EXERCISE GOAL: Extract the full listing below without altering a single character.

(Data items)
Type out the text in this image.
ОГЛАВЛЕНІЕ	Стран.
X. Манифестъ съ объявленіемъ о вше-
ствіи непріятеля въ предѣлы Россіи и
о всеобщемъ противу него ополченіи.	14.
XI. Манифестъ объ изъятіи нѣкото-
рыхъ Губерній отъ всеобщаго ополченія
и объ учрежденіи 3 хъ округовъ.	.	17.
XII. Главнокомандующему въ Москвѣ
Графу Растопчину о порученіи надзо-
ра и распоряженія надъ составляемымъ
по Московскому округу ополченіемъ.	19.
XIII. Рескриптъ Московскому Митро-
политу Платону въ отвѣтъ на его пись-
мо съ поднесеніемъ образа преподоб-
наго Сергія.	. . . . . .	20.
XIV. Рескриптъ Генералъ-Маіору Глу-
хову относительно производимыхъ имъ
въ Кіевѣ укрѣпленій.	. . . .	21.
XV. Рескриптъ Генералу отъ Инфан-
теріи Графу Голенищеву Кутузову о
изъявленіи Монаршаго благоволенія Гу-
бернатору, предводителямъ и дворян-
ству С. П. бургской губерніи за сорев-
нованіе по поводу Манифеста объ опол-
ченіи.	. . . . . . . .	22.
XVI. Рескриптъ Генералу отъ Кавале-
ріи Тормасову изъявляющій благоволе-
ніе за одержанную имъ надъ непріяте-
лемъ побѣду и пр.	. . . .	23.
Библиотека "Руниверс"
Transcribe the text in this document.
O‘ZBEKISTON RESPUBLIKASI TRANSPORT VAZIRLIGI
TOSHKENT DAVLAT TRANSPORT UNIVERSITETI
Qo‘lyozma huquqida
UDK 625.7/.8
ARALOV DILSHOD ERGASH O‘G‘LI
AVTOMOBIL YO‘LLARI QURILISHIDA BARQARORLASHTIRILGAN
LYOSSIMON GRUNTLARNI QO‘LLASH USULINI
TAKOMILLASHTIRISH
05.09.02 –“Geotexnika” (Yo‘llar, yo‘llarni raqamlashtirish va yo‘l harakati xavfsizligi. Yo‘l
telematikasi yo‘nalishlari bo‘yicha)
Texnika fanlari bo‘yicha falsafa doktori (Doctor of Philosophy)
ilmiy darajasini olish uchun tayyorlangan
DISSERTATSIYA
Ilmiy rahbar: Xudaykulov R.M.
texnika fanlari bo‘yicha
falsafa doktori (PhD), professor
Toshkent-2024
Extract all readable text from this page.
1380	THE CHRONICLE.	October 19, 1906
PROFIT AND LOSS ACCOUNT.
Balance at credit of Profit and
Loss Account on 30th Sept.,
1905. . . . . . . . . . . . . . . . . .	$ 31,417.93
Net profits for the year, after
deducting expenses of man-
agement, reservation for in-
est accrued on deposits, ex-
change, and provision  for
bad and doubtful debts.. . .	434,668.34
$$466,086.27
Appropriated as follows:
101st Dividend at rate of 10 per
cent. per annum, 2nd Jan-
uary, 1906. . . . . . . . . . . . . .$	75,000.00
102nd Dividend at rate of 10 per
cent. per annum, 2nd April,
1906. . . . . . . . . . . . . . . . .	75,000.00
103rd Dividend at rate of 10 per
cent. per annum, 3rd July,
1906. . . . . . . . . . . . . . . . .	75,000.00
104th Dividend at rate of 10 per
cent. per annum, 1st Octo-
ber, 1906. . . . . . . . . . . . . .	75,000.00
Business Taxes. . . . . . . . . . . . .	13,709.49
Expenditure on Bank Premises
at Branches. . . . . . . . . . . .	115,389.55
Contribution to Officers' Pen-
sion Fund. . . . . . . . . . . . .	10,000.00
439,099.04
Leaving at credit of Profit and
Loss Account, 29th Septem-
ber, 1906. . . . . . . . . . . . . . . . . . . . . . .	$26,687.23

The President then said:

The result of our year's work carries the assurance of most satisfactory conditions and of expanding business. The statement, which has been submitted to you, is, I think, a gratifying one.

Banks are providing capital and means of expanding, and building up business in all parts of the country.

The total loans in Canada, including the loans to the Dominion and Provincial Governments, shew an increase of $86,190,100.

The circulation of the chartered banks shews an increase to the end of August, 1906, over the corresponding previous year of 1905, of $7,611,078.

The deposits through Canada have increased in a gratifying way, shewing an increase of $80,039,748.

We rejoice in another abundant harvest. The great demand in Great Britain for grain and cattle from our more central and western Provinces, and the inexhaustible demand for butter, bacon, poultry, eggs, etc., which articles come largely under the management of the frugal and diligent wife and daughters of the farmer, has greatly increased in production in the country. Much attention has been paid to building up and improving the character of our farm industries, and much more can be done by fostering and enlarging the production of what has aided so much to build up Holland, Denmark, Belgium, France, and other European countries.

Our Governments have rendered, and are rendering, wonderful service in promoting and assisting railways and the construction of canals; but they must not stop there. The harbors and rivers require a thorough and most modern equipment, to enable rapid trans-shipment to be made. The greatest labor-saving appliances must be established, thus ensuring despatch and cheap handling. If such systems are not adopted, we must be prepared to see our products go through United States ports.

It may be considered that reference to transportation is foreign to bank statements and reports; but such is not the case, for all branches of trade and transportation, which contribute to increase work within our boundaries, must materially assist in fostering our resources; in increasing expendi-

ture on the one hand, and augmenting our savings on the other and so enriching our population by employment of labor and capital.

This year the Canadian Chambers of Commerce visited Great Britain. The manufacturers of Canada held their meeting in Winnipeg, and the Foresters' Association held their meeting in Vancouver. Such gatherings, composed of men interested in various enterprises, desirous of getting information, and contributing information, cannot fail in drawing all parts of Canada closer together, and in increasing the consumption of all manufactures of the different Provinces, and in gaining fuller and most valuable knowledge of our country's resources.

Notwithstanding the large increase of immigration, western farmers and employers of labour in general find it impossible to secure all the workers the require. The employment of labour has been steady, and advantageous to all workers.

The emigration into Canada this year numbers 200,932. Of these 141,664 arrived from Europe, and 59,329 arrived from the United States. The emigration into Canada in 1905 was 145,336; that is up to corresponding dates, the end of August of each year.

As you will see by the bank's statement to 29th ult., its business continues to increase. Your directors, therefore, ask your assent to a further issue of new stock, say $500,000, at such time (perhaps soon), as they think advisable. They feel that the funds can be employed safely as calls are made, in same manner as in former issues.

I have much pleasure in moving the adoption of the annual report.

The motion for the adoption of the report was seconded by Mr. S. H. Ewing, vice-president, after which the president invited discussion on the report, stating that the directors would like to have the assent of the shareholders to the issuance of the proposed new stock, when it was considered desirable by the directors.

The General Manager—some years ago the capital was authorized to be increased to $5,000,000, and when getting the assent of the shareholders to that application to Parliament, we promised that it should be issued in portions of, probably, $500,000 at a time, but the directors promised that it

ANSWER TO THE PROBLEM:
Type out the text in this image.
ОГЛАВЛЕНІЕ	Стран.
X. Манифестъ съ объявленіемъ о вше-
ствіи непріятеля въ предѣлы Россіи и
о всеобщемъ противу него ополченіи.	14.
XI. Манифестъ объ изъятіи нѣкото-
рыхъ Губерній отъ всеобщаго ополченія
и объ учрежденіи 3 хъ округовъ.	.	17.
XII. Главнокомандующему въ Москвѣ
Графу Растопчину о порученіи надзо-
ра и распоряженія надъ составляемымъ
по Московскому округу ополченіемъ.	19.
XIII. Рескриптъ Московскому Митро-
политу Платону въ отвѣтъ на его пись-
мо съ поднесеніемъ образа преподоб-
наго Сергія.	. . . . . .	20.
XIV. Рескриптъ Генералъ-Маіору Глу-
хову относительно производимыхъ имъ
въ Кіевѣ укрѣпленій.	. . . .	21.
XV. Рескриптъ Генералу отъ Инфан-
теріи Графу Голенищеву Кутузову о
изъявленіи Монаршаго благоволенія Гу-
бернатору, предводителямъ и дворян-
ству С. П. бургской губерніи за сорев-
нованіе по поводу Манифеста объ опол-
ченіи.	. . . . . . . .	22.
XVI. Рескриптъ Генералу отъ Кавале-
ріи Тормасову изъявляющій благоволе-
ніе за одержанную имъ надъ непріяте-
лемъ побѣду и пр.	. . . .	23.
Библиотека "Руниверс"
Transcribe the text in this document.
O‘ZBEKISTON RESPUBLIKASI TRANSPORT VAZIRLIGI
TOSHKENT DAVLAT TRANSPORT UNIVERSITETI
Qo‘lyozma huquqida
UDK 625.7/.8
ARALOV DILSHOD ERGASH O‘G‘LI
AVTOMOBIL YO‘LLARI QURILISHIDA BARQARORLASHTIRILGAN
LYOSSIMON GRUNTLARNI QO‘LLASH USULINI
TAKOMILLASHTIRISH
05.09.02 –“Geotexnika” (Yo‘llar, yo‘llarni raqamlashtirish va yo‘l harakati xavfsizligi. Yo‘l
telematikasi yo‘nalishlari bo‘yicha)
Texnika fanlari bo‘yicha falsafa doktori (Doctor of Philosophy)
ilmiy darajasini olish uchun tayyorlangan
DISSERTATSIYA
Ilmiy rahbar: Xudaykulov R.M.
texnika fanlari bo‘yicha
falsafa doktori (PhD), professor
Toshkent-2024
Extract all readable text from this page.
1380	THE CHRONICLE.	October 19, 1906
PROFIT AND LOSS ACCOUNT.
Balance at credit of Profit and
Loss Account on 30th Sept.,
1905. . . . . . . . . . . . . . . . . .	$ 31,417.93
Net profits for the year, after
deducting expenses of man-
agement, reservation for in-
est accrued on deposits, ex-
change, and provision  for
bad and doubtful debts.. . .	434,668.34
$$466,086.27
Appropriated as follows:
101st Dividend at rate of 10 per
cent. per annum, 2nd Jan-
uary, 1906. . . . . . . . . . . . . .$	75,000.00
102nd Dividend at rate of 10 per
cent. per annum, 2nd April,
1906. . . . . . . . . . . . . . . . .	75,000.00
103rd Dividend at rate of 10 per
cent. per annum, 3rd July,
1906. . . . . . . . . . . . . . . . .	75,000.00
104th Dividend at rate of 10 per
cent. per annum, 1st Octo-
ber, 1906. . . . . . . . . . . . . .	75,000.00
Business Taxes. . . . . . . . . . . . .	13,709.49
Expenditure on Bank Premises
at Branches. . . . . . . . . . . .	115,389.55
Contribution to Officers' Pen-
sion Fund. . . . . . . . . . . . .	10,000.00
439,099.04
Leaving at credit of Profit and
Loss Account, 29th Septem-
ber, 1906. . . . . . . . . . . . . . . . . . . . . . .	$26,687.23

The President then said:

The result of our year's work carries the assurance of most satisfactory conditions and of expanding business. The statement, which has been submitted to you, is, I think, a gratifying one.

Banks are providing capital and means of expanding, and building up business in all parts of the country.

The total loans in Canada, including the loans to the Dominion and Provincial Governments, shew an increase of $86,190,100.

The circulation of the chartered banks shews an increase to the end of August, 1906, over the corresponding previous year of 1905, of $7,611,078.

The deposits through Canada have increased in a gratifying way, shewing an increase of $80,039,748.

We rejoice in another abundant harvest. The great demand in Great Britain for grain and cattle from our more central and western Provinces, and the inexhaustible demand for butter, bacon, poultry, eggs, etc., which articles come largely under the management of the frugal and diligent wife and daughters of the farmer, has greatly increased in production in the country. Much attention has been paid to building up and improving the character of our farm industries, and much more can be done by fostering and enlarging the production of what has aided so much to build up Holland, Denmark, Belgium, France, and other European countries.

Our Governments have rendered, and are rendering, wonderful service in promoting and assisting railways and the construction of canals; but they must not stop there. The harbors and rivers require a thorough and most modern equipment, to enable rapid trans-shipment to be made. The greatest labor-saving appliances must be established, thus ensuring despatch and cheap handling. If such systems are not adopted, we must be prepared to see our products go through United States ports.

It may be considered that reference to transportation is foreign to bank statements and reports; but such is not the case, for all branches of trade and transportation, which contribute to increase work within our boundaries, must materially assist in fostering our resources; in increasing expendi-

ture on the one hand, and augmenting our savings on the other and so enriching our population by employment of labor and capital.

This year the Canadian Chambers of Commerce visited Great Britain. The manufacturers of Canada held their meeting in Winnipeg, and the Foresters' Association held their meeting in Vancouver. Such gatherings, composed of men interested in various enterprises, desirous of getting information, and contributing information, cannot fail in drawing all parts of Canada closer together, and in increasing the consumption of all manufactures of the different Provinces, and in gaining fuller and most valuable knowledge of our country's resources.

Notwithstanding the large increase of immigration, western farmers and employers of labour in general find it impossible to secure all the workers the require. The employment of labour has been steady, and advantageous to all workers.

The emigration into Canada this year numbers 200,932. Of these 141,664 arrived from Europe, and 59,329 arrived from the United States. The emigration into Canada in 1905 was 145,336; that is up to corresponding dates, the end of August of each year.

As you will see by the bank's statement to 29th ult., its business continues to increase. Your directors, therefore, ask your assent to a further issue of new stock, say $500,000, at such time (perhaps soon), as they think advisable. They feel that the funds can be employed safely as calls are made, in same manner as in former issues.

I have much pleasure in moving the adoption of the annual report.

The motion for the adoption of the report was seconded by Mr. S. H. Ewing, vice-president, after which the president invited discussion on the report, stating that the directors would like to have the assent of the shareholders to the issuance of the proposed new stock, when it was considered desirable by the directors.

The General Manager—some years ago the capital was authorized to be increased to $5,000,000, and when getting the assent of the shareholders to that application to Parliament, we promised that it should be issued in portions of, probably, $500,000 at a time, but the directors promised that it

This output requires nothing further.